* **DIRECTIONS FOR THIS TASK**: Quote every line below exactly as it reads.

--- Start of RECORDS PROVIDED ---

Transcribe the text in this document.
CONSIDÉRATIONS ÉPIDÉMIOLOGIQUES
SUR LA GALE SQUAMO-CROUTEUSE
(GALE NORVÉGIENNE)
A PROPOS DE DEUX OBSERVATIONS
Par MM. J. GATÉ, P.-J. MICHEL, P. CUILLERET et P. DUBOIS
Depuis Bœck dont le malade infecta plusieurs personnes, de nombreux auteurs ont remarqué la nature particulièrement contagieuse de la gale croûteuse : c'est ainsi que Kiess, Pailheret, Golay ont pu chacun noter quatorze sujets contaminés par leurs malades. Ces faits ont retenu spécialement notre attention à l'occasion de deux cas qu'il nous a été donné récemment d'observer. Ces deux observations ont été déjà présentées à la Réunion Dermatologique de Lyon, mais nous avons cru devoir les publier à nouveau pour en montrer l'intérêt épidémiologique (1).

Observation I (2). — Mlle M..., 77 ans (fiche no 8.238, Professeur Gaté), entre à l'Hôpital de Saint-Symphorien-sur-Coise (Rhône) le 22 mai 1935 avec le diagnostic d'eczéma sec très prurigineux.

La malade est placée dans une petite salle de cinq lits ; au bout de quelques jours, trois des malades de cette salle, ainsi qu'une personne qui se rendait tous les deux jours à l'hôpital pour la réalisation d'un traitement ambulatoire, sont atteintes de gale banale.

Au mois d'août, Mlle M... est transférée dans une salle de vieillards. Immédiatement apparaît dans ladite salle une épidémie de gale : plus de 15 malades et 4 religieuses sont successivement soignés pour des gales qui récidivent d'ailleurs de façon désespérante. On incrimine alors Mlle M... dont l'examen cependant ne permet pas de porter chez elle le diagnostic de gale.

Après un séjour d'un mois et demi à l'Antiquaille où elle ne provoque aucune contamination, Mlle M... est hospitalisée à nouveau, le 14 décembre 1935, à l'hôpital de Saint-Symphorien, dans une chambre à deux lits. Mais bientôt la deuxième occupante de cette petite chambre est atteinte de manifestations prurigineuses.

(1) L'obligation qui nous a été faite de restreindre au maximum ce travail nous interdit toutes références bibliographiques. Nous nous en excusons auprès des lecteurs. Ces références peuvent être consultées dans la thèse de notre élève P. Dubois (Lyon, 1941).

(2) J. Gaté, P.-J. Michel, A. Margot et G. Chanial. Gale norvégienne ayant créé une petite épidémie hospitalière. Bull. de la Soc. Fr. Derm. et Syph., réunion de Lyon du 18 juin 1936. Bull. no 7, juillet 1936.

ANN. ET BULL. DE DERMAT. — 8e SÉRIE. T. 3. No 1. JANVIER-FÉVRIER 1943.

--- End of RECORDS PROVIDED ---

* **OUTPUT OF THE TASK**:
Transcribe the text in this document.
CONSIDÉRATIONS ÉPIDÉMIOLOGIQUES
SUR LA GALE SQUAMO-CROUTEUSE
(GALE NORVÉGIENNE)
A PROPOS DE DEUX OBSERVATIONS
Par MM. J. GATÉ, P.-J. MICHEL, P. CUILLERET et P. DUBOIS
Depuis Bœck dont le malade infecta plusieurs personnes, de nombreux auteurs ont remarqué la nature particulièrement contagieuse de la gale croûteuse : c'est ainsi que Kiess, Pailheret, Golay ont pu chacun noter quatorze sujets contaminés par leurs malades. Ces faits ont retenu spécialement notre attention à l'occasion de deux cas qu'il nous a été donné récemment d'observer. Ces deux observations ont été déjà présentées à la Réunion Dermatologique de Lyon, mais nous avons cru devoir les publier à nouveau pour en montrer l'intérêt épidémiologique (1).

Observation I (2). — Mlle M..., 77 ans (fiche no 8.238, Professeur Gaté), entre à l'Hôpital de Saint-Symphorien-sur-Coise (Rhône) le 22 mai 1935 avec le diagnostic d'eczéma sec très prurigineux.

La malade est placée dans une petite salle de cinq lits ; au bout de quelques jours, trois des malades de cette salle, ainsi qu'une personne qui se rendait tous les deux jours à l'hôpital pour la réalisation d'un traitement ambulatoire, sont atteintes de gale banale.

Au mois d'août, Mlle M... est transférée dans une salle de vieillards. Immédiatement apparaît dans ladite salle une épidémie de gale : plus de 15 malades et 4 religieuses sont successivement soignés pour des gales qui récidivent d'ailleurs de façon désespérante. On incrimine alors Mlle M... dont l'examen cependant ne permet pas de porter chez elle le diagnostic de gale.

Après un séjour d'un mois et demi à l'Antiquaille où elle ne provoque aucune contamination, Mlle M... est hospitalisée à nouveau, le 14 décembre 1935, à l'hôpital de Saint-Symphorien, dans une chambre à deux lits. Mais bientôt la deuxième occupante de cette petite chambre est atteinte de manifestations prurigineuses.

(1) L'obligation qui nous a été faite de restreindre au maximum ce travail nous interdit toutes références bibliographiques. Nous nous en excusons auprès des lecteurs. Ces références peuvent être consultées dans la thèse de notre élève P. Dubois (Lyon, 1941).

(2) J. Gaté, P.-J. Michel, A. Margot et G. Chanial. Gale norvégienne ayant créé une petite épidémie hospitalière. Bull. de la Soc. Fr. Derm. et Syph., réunion de Lyon du 18 juin 1936. Bull. no 7, juillet 1936.

ANN. ET BULL. DE DERMAT. — 8e SÉRIE. T. 3. No 1. JANVIER-FÉVRIER 1943.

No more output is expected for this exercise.